## Given text
Why the common cold is still common

3 minute read


Physical distancing measures and improved hand hygiene practices have undoubtedly been responsible for a rapid decline in COVID-19 and flu presentations.


Physical distancing measures and improved hand hygiene practices have undoubtedly achieved a rapid decline in COVID-19 and flu presentations.

However, health data shows the same cannot be said for the transmission of the rhinoviruses and adenoviruses responsible for the common cold.

Opinions are mixed on why this should be the case.

In a recent media release from the Rural Doctors Association of Australia, immediate past president Dr Adam Coltzau said the continued high presentations for colds suggested individuals were not following public health advice on social distancing.

“With COVID-19 rapidly fading from memories with the relaxing of restrictions, rural doctors are sending a reminder that social distancing needs to be the ‘new normal’,” he said.

Dr Coltzau, who is also the clinical lead of the COVID-19 rural and remote response group, said an increase in presentations of the common cold to doctors’ surgeries was a telling sign that patients were no longer keeping their distance.

## Excerpted records
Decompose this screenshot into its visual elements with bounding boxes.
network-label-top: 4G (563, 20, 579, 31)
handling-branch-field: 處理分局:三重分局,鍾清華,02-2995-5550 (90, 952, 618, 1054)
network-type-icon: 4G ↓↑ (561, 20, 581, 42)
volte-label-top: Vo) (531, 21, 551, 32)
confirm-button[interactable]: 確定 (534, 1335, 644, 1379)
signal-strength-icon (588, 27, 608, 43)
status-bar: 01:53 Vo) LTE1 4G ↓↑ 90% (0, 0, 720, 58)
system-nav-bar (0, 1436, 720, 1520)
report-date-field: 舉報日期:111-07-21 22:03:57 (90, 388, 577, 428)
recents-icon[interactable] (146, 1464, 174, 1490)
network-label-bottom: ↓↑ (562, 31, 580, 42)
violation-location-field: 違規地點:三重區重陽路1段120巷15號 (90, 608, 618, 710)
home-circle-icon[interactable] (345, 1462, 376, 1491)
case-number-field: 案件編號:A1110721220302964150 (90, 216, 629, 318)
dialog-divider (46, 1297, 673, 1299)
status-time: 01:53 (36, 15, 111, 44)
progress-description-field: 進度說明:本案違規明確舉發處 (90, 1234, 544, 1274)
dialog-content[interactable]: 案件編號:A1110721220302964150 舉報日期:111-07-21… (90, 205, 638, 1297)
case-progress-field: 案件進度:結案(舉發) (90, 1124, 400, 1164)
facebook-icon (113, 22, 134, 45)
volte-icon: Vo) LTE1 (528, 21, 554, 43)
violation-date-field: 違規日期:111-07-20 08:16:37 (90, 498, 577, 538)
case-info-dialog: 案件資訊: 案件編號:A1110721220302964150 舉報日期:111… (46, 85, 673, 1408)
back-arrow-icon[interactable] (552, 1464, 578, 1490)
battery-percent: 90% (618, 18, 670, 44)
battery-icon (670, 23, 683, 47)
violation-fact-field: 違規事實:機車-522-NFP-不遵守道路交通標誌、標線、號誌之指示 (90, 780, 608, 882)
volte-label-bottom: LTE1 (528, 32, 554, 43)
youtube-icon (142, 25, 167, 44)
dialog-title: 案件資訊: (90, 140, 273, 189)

## List of tasks
A. From the article on why the common cold is still common, reproduce the passage from "Opinions are mixed" up to and including "keeping their distance.".
B. According to the article on the common cold, what other role does Dr Adam Coltzau hold besides being immediate past president of the Rural Doctors Association of Australia?
C. Carry on the article about why the common cold is still common, picking up after its final sentence.

## Answers to this exercise
A.
Opinions are mixed on why this should be the case.

In a recent media release from the Rural Doctors Association of Australia, immediate past president Dr Adam Coltzau said the continued high presentations for colds suggested individuals were not following public health advice on social distancing.

“With COVID-19 rapidly fading from memories with the relaxing of restrictions, rural doctors are sending a reminder that social distancing needs to be the ‘new normal’,” he said.

Dr Coltzau, who is also the clinical lead of the COVID-19 rural and remote response group, said an increase in presentations of the common cold to doctors’ surgeries was a telling sign that patients were no longer keeping their distance.

B. He is the clinical lead of the COVID-19 rural and remote response group.

C.
“Colds are just another virus and effective social distancing will also stop [their] spread,” Dr Coltzau said.

But Associate Professor Ian Mackay, a virologist at the University of Queensland, thinks  this is not the case as the COVID-19 and influenza viruses are structurally different from those that cause common colds.

Influenzas, parainfluenzas, metapneumoviruses and coronaviruses are part of a group  known as “enveloped viruses” because they are encased by an outer lipid layer.

“All enveloped viruses have plummeted after mid-March of this year, when we started physical distancing in Australia,” Professor Mackay said.

But the same decline was not seen among the “naked viruses”, such as rhinovirus and adenovirus, which have a protein capsid outer layer.

“We know that naked viruses are a little bit tougher, and harder to wash off and disinfect from, and that may have a role here,” Professor Mackay told The Medical Republic.

Naked viruses also have hundreds of immunologically and genetically distinct variations. Rhinovirus is known to have more than 160 variations.

But from what we know about envelope viruses, they exist in far fewer variants, such as the four endemic coronaviruses.

And we also know that flu seasons rely on an influx of novel strains into the country each year, which has not been happening in 2020 in Australia because of the almost total restriction on international travel.

Rhinovirus, in particular, also seems to thrive among child hosts. That makes schools and childcare centres, which have largely remained open, optimal venues for transmission.

“Childcare never really closed during this pandemic, and we know that when children come home with rhinoviruses, they spread them around the house and everyone gets sick,” Professor Mackay said.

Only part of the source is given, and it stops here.